- _TASK PROMPT_: Search the listing below for "Oberfranken". Copy each matching line.

□ □ □ □

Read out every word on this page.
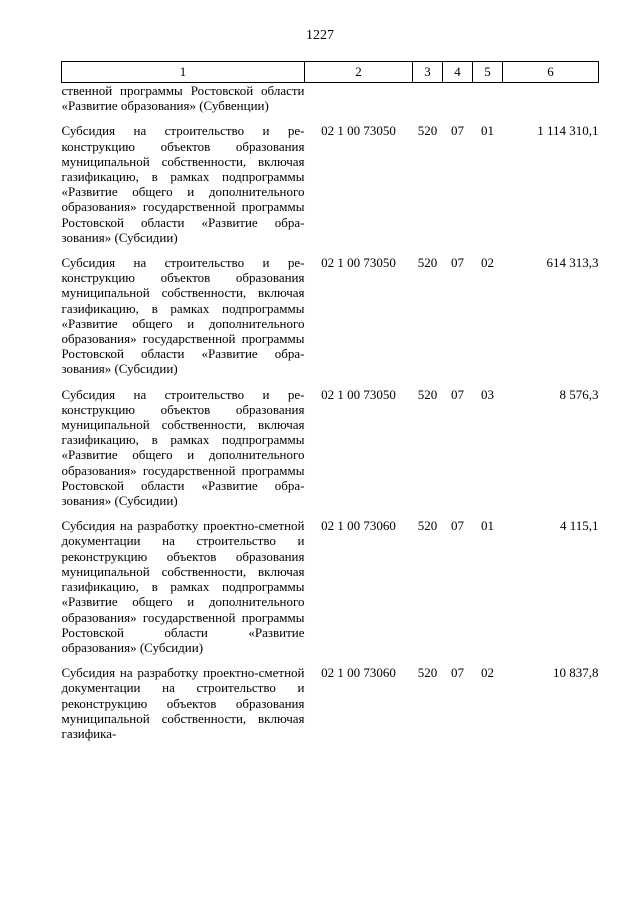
1227
1	2	3	4	5	6
ственной программы Ростовской области «Развитие образования» (Субвенции)					
Субсидия на строительство и реконструкцию объектов образования муниципальной собственности, включая газификацию, в рамках подпрограммы «Развитие общего и дополнительного образования» государственной программы Ростовской области «Развитие образования» (Субсидии)	02 1 00 73050	520	07	01	1 114 310,1
Субсидия на строительство и реконструкцию объектов образования муниципальной собственности, включая газификацию, в рамках подпрограммы «Развитие общего и дополнительного образования» государственной программы Ростовской области «Развитие образования» (Субсидии)	02 1 00 73050	520	07	02	614 313,3
Субсидия на строительство и реконструкцию объектов образования муниципальной собственности, включая газификацию, в рамках подпрограммы «Развитие общего и дополнительного образования» государственной программы Ростовской области «Развитие образования» (Субсидии)	02 1 00 73050	520	07	03	8 576,3
Субсидия на разработку проектно-сметной документации на строительство и реконструкцию объектов образования муниципальной собственности, включая газификацию, в рамках подпрограммы «Развитие общего и дополнительного образования» государственной программы Ростовской области «Развитие образования» (Субсидии)	02 1 00 73060	520	07	01	4 115,1
Субсидия на разработку проектно-сметной документации на строительство и реконструкцию объектов образования муниципальной собственности, включая газифика-	02 1 00 73060	520	07	02	10 837,8
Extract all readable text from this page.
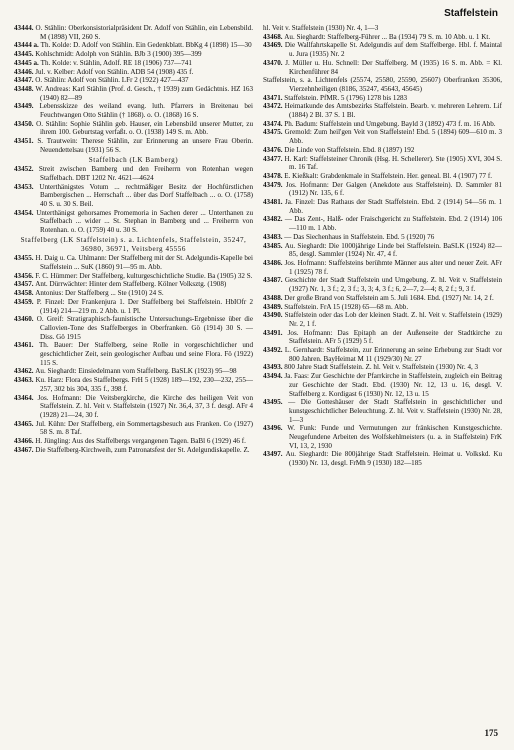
Staffelstein

43444. O. Stählin: Oberkonsistorialpräsident Dr. Adolf von Stählin, ein Lebensbild. M (1898) VII, 260 S.

43444 a. Th. Kolde: D. Adolf von Stählin. Ein Gedenkblatt. BbKg 4 (1898) 15—30

43445. Kohlschmidt: Adolph von Stählin. BJb 3 (1900) 395—399

43445 a. Th. Kolde: v. Stählin, Adolf. RE 18 (1906) 737—741

43446. Jul. v. Kelber: Adolf von Stählin. ADB 54 (1908) 435 f.

43447. O. Stählin: Adolf von Stählin. LFr 2 (1922) 427—437

43448. W. Andreas: Karl Stählin (Prof. d. Gesch., † 1939) zum Gedächtnis. HZ 163 (1940) 82—89

43449. Lebensskizze des weiland evang. luth. Pfarrers in Breitenau bei Feuchtwangen Otto Stählin († 1868). o. O. (1868) 16 S.

43450. O. Stählin: Sophie Stählin geb. Hauser, ein Lebensbild unserer Mutter, zu ihrem 100. Geburtstag verfaßt. o. O. (1938) 149 S. m. Abb.

43451. S. Trautwein: Therese Stählin, zur Erinnerung an unsere Frau Oberin. Neuendettelsau (1931) 56 S.

Staffelbach (LK Bamberg)

43452. Streit zwischen Bamberg und den Freiherrn von Rotenhan wegen Staffelbach. DBT 1202 Nr. 4621—4624

43453. Unterthänigstes Votum ... rechtmäßiger Besitz der Hochfürstlichen Bambergischen ... Herrschaft ... über das Dorf Staffelbach ... o. O. (1758) 40 S. u. 30 S. Beil.

43454. Unterthänigst gehorsames Promemoria in Sachen derer ... Unterthanen zu Staffelbach ... wider ... St. Stephan in Bamberg und ... Freiherrn von Rotenhan. o. O. (1759) 40 u. 30 S.

Staffelberg (LK Staffelstein) s. a. Lichtenfels, Staffelstein, 35247, 36980, 36971, Veitsberg 45556

43455. H. Daig u. Ca. Uhlmann: Der Staffelberg mit der St. Adelgundis-Kapelle bei Staffelstein ... SuK (1860) 91—95 m. Abb.

43456. F. C. Hümmer: Der Staffelberg, kulturgeschichtliche Studie. Ba (1905) 32 S.

43457. Ant. Dürrwächter: Hinter dem Staffelberg. Kölner Volksztg. (1908)

43458. Antonius: Der Staffelberg ... Ste (1910) 24 S.

43459. P. Finzel: Der Frankenjura 1. Der Staffelberg bei Staffelstein. HbIOfr 2 (1914) 214—219 m. 2 Abb. u. 1 Pl.

43460. O. Greif: Stratigraphisch-faunistische Untersuchungs-Ergebnisse über die Callovien-Tone des Staffelberges in Oberfranken. Gö (1914) 30 S. — Diss. Gö 1915

43461. Th. Bauer: Der Staffelberg, seine Rolle in vorgeschichtlicher und geschichtlicher Zeit, sein geologischer Aufbau und seine Flora. Fö (1922) 115 S.

43462. Au. Sieghardt: Einsiedelmann vom Staffelberg. BaSLK (1923) 95—98

43463. Ku. Harz: Flora des Staffelbergs. FrH 5 (1928) 189—192, 230—232, 255—257, 302 bis 304, 335 f., 398 f.

43464. Jos. Hofmann: Die Veitsbergkirche, die Kirche des heiligen Veit von Staffelstein. Z. hl. Veit v. Staffelstein (1927) Nr. 36,4, 37, 3 f. desgl. AFr 4 (1928) 21—24, 30 f.

43465. Jul. Kühn: Der Staffelberg, ein Sommertagsbesuch aus Franken. Co (1927) 58 S. m. 8 Taf.

43466. H. Jüngling: Aus des Staffelbergs vergangenen Tagen. BaBl 6 (1929) 46 f.

43467. Die Staffelberg-Kirchweih, zum Patronatsfest der St. Adelgundiskapelle. Z.

hl. Veit v. Staffelstein (1930) Nr. 4, 1—3

43468. Au. Sieghardt: Staffelberg-Führer ... Ba (1934) 79 S. m. 10 Abb. u. 1 Kt.

43469. Die Wallfahrtskapelle St. Adelgundis auf dem Staffelberge. Hbl. f. Maintal u. Jura (1935) Nr. 2

43470. J. Müller u. Hu. Schnell: Der Staffelberg. M (1935) 16 S. m. Abb. = Kl. Kirchenführer 84

Staffelstein, s. a. Lichtenfels (25574, 25580, 25590, 25607) Oberfranken 35306, Vierzehnheiligen (8186, 35247, 45643, 45645)

43471. Staffelstein. PfMR. 5 (1796) 1278 bis 1283

43472. Heimatkunde des Amtsbezirks Staffelstein. Bearb. v. mehreren Lehrern. Lif (1884) 2 Bl. 37 S. 1 Bl.

43474. Ph. Badum: Staffelstein und Umgebung. Bayld 3 (1892) 473 f. m. 16 Abb.

43475. Gremold: Zum heil'gen Veit von Staffelstein! Ebd. 5 (1894) 609—610 m. 3 Abb.

43476. Die Linde von Staffelstein. Ebd. 8 (1897) 192

43477. H. Karl: Staffelsteiner Chronik (Hsg. H. Schellerer). Ste (1905) XVI, 304 S. m. 16 Taf.

43478. E. Kießkalt: Grabdenkmale in Staffelstein. Her. geneal. Bl. 4 (1907) 77 f.

43479. Jos. Hofmann: Der Galgen (Anekdote aus Staffelstein). D. Sammler 81 (1912) Nr. 135, 6 f.

43481. Ja. Finzel: Das Rathaus der Stadt Staffelstein. Ebd. 2 (1914) 54—56 m. 1 Abb.

43482. — Das Zent-, Halß- oder Fraischgericht zu Staffelstein. Ebd. 2 (1914) 106—110 m. 1 Abb.

43483. — Das Siechenhaus in Staffelstein. Ebd. 5 (1920) 76

43485. Au. Sieghardt: Die 1000jährige Linde bei Staffelstein. BaSLK (1924) 82—85, desgl. Sammler (1924) Nr. 47, 4 f.

43486. Jos. Hofmann: Staffelsteins berühmte Männer aus alter und neuer Zeit. AFr 1 (1925) 78 f.

43487. Geschichte der Stadt Staffelstein und Umgebung. Z. hl. Veit v. Staffelstein (1927) Nr. 1, 3 f.; 2, 3 f.; 3, 3; 4, 3 f.; 6, 2—7, 2—4; 8, 2 f.; 9, 3 f.

43488. Der große Brand von Staffelstein am 5. Juli 1684. Ebd. (1927) Nr. 14, 2 f.

43489. Staffelstein. FrA 15 (1928) 65—68 m. Abb.

43490. Staffelstein oder das Lob der kleinen Stadt. Z. hl. Veit v. Staffelstein (1929) Nr. 2, 1 f.

43491. Jos. Hofmann: Das Epitaph an der Außenseite der Stadtkirche zu Staffelstein. AFr 5 (1929) 5 f.

43492. L. Gernhardt: Staffelstein, zur Erinnerung an seine Erhebung zur Stadt vor 800 Jahren. BayHeimat M 11 (1929/30) Nr. 27

43493. 800 Jahre Stadt Staffelstein. Z. hl. Veit v. Staffelstein (1930) Nr. 4, 3

43494. Ja. Faas: Zur Geschichte der Pfarrkirche in Staffelstein, zugleich ein Beitrag zur Geschichte der Stadt. Ebd. (1930) Nr. 12, 13 u. 16, desgl. V. Staffelberg z. Kordigast 6 (1930) Nr. 12, 13 u. 15

43495. — Die Gotteshäuser der Stadt Staffelstein in geschichtlicher und kunstgeschichtlicher Beleuchtung. Z. hl. Veit v. Staffelstein (1930) Nr. 28, 1—3

43496. W. Funk: Funde und Vermutungen zur fränkischen Kunstgeschichte. Neugefundene Arbeiten des Wolfskehlmeisters (u. a. in Staffelstein) FrK VI, 13, 2, 1930

43497. Au. Sieghardt: Die 800jährige Stadt Staffelstein. Heimat u. Volkskd. Ku (1930) Nr. 13, desgl. FrMh 9 (1930) 182—185

175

□ □ □ □

- _TASK RESULT_:
43460. O. Greif: Stratigraphisch-faunistische Untersuchungs-Ergebnisse über die Callovien-Tone des Staffelberges in Oberfranken. Gö (1914) 30 S. — Diss. Gö 1915
Staffelstein, s. a. Lichtenfels (25574, 25580, 25590, 25607) Oberfranken 35306, Vierzehnheiligen (8186, 35247, 45643, 45645)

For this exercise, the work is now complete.